**Set exercise:** Transcribe the data in full and exactly, omitting any pictures.

[Dataset records on visual material]
=-=-=

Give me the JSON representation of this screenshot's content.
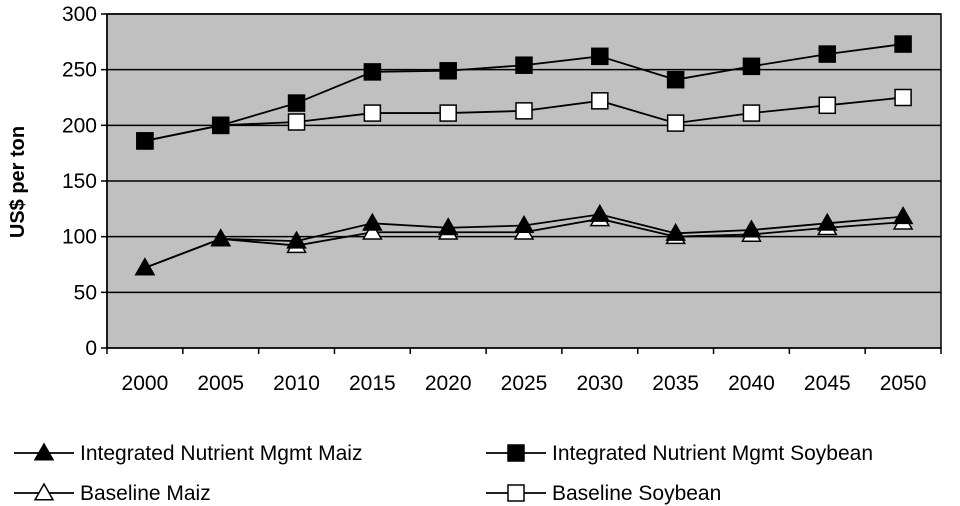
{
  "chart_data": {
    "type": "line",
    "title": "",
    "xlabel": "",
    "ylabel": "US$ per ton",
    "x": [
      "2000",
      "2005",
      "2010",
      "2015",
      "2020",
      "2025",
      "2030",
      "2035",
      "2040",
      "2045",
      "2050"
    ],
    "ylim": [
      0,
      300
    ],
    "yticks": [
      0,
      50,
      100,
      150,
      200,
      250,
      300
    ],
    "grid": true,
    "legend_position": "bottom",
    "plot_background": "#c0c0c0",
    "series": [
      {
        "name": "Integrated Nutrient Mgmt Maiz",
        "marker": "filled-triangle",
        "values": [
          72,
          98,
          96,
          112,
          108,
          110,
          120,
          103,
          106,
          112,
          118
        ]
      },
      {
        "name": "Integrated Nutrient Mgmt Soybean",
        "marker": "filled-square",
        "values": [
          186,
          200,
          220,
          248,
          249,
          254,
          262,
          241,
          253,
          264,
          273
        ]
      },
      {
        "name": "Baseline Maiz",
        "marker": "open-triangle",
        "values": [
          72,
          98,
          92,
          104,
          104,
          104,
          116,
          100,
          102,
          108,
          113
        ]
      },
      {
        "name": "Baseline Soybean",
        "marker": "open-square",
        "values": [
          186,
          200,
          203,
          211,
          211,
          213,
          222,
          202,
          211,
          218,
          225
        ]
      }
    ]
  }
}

=-=-=

**Answer for this exercise:**
Give me the JSON representation of this screenshot's content.
{
  "chart_data": {
    "type": "line",
    "title": "",
    "xlabel": "",
    "ylabel": "US$ per ton",
    "x": [
      "2000",
      "2005",
      "2010",
      "2015",
      "2020",
      "2025",
      "2030",
      "2035",
      "2040",
      "2045",
      "2050"
    ],
    "ylim": [
      0,
      300
    ],
    "yticks": [
      0,
      50,
      100,
      150,
      200,
      250,
      300
    ],
    "grid": true,
    "legend_position": "bottom",
    "plot_background": "#c0c0c0",
    "series": [
      {
        "name": "Integrated Nutrient Mgmt Maiz",
        "marker": "filled-triangle",
        "values": [
          72,
          98,
          96,
          112,
          108,
          110,
          120,
          103,
          106,
          112,
          118
        ]
      },
      {
        "name": "Integrated Nutrient Mgmt Soybean",
        "marker": "filled-square",
        "values": [
          186,
          200,
          220,
          248,
          249,
          254,
          262,
          241,
          253,
          264,
          273
        ]
      },
      {
        "name": "Baseline Maiz",
        "marker": "open-triangle",
        "values": [
          72,
          98,
          92,
          104,
          104,
          104,
          116,
          100,
          102,
          108,
          113
        ]
      },
      {
        "name": "Baseline Soybean",
        "marker": "open-square",
        "values": [
          186,
          200,
          203,
          211,
          211,
          213,
          222,
          202,
          211,
          218,
          225
        ]
      }
    ]
  }
}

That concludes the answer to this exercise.